Determine how many lines contain the string "data". Respond with that number and nothing more.

[Entries taken from a collection]
----------
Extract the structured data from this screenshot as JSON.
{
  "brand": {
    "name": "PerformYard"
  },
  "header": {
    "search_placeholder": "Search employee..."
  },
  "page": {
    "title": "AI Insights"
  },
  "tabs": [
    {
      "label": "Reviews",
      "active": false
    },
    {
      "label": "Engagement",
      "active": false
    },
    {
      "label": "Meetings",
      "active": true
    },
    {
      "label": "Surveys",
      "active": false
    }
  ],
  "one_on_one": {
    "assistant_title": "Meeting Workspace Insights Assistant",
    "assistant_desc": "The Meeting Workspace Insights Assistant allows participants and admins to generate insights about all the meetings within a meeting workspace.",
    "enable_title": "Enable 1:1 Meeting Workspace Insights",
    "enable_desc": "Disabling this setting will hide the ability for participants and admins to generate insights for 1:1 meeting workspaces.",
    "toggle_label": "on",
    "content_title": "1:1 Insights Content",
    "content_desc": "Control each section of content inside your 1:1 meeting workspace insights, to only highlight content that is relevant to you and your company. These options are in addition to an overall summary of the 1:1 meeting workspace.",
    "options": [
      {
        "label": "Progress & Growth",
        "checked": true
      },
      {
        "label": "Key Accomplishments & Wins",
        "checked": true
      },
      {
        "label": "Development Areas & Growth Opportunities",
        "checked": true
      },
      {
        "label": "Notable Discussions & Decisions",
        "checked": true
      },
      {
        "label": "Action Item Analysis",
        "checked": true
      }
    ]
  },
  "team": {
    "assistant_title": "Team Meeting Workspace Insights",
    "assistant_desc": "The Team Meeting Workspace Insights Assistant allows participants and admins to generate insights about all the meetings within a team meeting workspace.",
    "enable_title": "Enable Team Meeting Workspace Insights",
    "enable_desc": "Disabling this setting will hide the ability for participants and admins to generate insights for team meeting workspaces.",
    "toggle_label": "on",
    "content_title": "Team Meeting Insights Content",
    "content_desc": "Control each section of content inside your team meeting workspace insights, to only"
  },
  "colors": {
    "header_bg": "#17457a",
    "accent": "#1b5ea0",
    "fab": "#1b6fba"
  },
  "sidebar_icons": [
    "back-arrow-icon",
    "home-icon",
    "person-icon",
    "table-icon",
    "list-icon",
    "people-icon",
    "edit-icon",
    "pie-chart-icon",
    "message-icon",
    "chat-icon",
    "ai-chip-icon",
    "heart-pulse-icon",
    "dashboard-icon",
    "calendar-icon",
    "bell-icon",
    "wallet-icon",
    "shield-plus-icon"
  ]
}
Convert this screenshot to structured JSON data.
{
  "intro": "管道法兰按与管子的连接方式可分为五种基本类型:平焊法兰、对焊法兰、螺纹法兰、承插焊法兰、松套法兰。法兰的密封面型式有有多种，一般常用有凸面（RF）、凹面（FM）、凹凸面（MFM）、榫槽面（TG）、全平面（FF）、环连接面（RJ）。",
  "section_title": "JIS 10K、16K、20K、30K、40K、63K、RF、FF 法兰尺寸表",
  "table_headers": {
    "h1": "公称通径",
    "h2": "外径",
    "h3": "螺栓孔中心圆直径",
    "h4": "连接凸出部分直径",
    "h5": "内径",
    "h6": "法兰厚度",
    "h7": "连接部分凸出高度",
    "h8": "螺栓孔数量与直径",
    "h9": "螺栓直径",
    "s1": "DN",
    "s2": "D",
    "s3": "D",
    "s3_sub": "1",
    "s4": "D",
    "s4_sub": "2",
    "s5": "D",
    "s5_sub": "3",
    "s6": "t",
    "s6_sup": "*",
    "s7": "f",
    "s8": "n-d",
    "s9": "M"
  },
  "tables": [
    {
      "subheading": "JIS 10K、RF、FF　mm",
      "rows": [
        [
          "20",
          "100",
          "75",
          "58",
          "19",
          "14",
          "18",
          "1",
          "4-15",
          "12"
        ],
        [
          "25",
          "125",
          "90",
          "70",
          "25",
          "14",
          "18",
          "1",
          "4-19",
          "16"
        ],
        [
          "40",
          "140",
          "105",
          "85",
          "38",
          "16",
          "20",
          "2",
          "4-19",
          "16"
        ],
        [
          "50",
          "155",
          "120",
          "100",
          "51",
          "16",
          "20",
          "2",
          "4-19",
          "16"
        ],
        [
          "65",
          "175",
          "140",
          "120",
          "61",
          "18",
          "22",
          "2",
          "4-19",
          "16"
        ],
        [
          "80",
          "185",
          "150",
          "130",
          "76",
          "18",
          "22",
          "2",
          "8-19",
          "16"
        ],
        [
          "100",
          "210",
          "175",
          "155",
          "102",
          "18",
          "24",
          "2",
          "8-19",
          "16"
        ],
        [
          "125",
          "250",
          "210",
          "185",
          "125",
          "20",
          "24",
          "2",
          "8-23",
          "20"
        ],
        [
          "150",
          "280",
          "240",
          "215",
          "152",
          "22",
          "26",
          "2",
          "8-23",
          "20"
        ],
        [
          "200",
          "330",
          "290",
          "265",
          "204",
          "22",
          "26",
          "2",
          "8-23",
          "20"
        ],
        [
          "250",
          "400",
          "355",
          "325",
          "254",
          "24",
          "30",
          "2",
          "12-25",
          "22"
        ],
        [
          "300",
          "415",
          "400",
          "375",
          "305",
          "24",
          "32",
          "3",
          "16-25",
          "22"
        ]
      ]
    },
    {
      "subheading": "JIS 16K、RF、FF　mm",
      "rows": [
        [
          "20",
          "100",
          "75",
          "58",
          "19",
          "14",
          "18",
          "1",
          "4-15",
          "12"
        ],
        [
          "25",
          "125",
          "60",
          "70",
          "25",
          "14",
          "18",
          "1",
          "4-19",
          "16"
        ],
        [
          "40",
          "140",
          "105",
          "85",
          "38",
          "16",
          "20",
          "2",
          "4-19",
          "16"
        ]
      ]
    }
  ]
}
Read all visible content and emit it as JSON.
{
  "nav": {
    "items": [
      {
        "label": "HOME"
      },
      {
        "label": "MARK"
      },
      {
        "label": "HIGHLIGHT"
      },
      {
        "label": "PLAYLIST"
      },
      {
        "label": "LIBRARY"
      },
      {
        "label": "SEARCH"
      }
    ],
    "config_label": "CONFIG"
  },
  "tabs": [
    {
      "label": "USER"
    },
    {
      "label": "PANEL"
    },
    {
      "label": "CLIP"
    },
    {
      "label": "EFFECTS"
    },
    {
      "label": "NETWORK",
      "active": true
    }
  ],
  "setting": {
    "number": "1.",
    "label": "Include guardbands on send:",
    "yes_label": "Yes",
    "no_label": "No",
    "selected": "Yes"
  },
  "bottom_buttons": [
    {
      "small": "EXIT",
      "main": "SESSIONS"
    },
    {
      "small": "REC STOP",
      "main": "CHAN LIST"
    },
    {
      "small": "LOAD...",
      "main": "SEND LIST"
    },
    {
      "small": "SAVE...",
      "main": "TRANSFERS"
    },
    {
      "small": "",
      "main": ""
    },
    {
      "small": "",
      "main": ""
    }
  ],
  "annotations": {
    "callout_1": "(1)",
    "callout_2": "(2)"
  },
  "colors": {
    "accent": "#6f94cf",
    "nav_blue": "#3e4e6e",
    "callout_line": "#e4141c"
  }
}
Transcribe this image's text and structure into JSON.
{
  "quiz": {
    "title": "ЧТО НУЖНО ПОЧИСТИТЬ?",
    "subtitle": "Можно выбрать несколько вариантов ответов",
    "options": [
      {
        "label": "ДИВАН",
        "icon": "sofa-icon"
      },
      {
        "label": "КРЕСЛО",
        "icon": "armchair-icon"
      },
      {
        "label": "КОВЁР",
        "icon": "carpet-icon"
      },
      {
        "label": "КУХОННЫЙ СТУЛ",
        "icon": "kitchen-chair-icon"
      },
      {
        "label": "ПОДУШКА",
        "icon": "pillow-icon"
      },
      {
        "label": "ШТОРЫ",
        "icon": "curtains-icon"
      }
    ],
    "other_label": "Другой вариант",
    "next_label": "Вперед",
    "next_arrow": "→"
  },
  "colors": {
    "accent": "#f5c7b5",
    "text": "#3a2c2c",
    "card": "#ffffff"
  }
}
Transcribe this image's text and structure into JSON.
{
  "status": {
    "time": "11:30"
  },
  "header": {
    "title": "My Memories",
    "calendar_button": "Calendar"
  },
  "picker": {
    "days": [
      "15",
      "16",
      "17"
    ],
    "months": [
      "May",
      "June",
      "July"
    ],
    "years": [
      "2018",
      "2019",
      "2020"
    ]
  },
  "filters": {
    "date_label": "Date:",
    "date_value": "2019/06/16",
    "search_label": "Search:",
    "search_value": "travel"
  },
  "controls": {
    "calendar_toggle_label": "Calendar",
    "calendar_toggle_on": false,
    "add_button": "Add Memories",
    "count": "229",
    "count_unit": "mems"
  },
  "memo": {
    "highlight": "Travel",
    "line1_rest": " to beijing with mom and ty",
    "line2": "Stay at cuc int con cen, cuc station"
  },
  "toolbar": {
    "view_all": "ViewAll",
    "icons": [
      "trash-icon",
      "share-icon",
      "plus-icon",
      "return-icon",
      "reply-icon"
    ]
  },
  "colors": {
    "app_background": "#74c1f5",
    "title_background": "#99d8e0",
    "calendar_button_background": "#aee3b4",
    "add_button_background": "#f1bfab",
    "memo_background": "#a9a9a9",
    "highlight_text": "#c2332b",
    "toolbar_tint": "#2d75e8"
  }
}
----------
Solved exercise |
2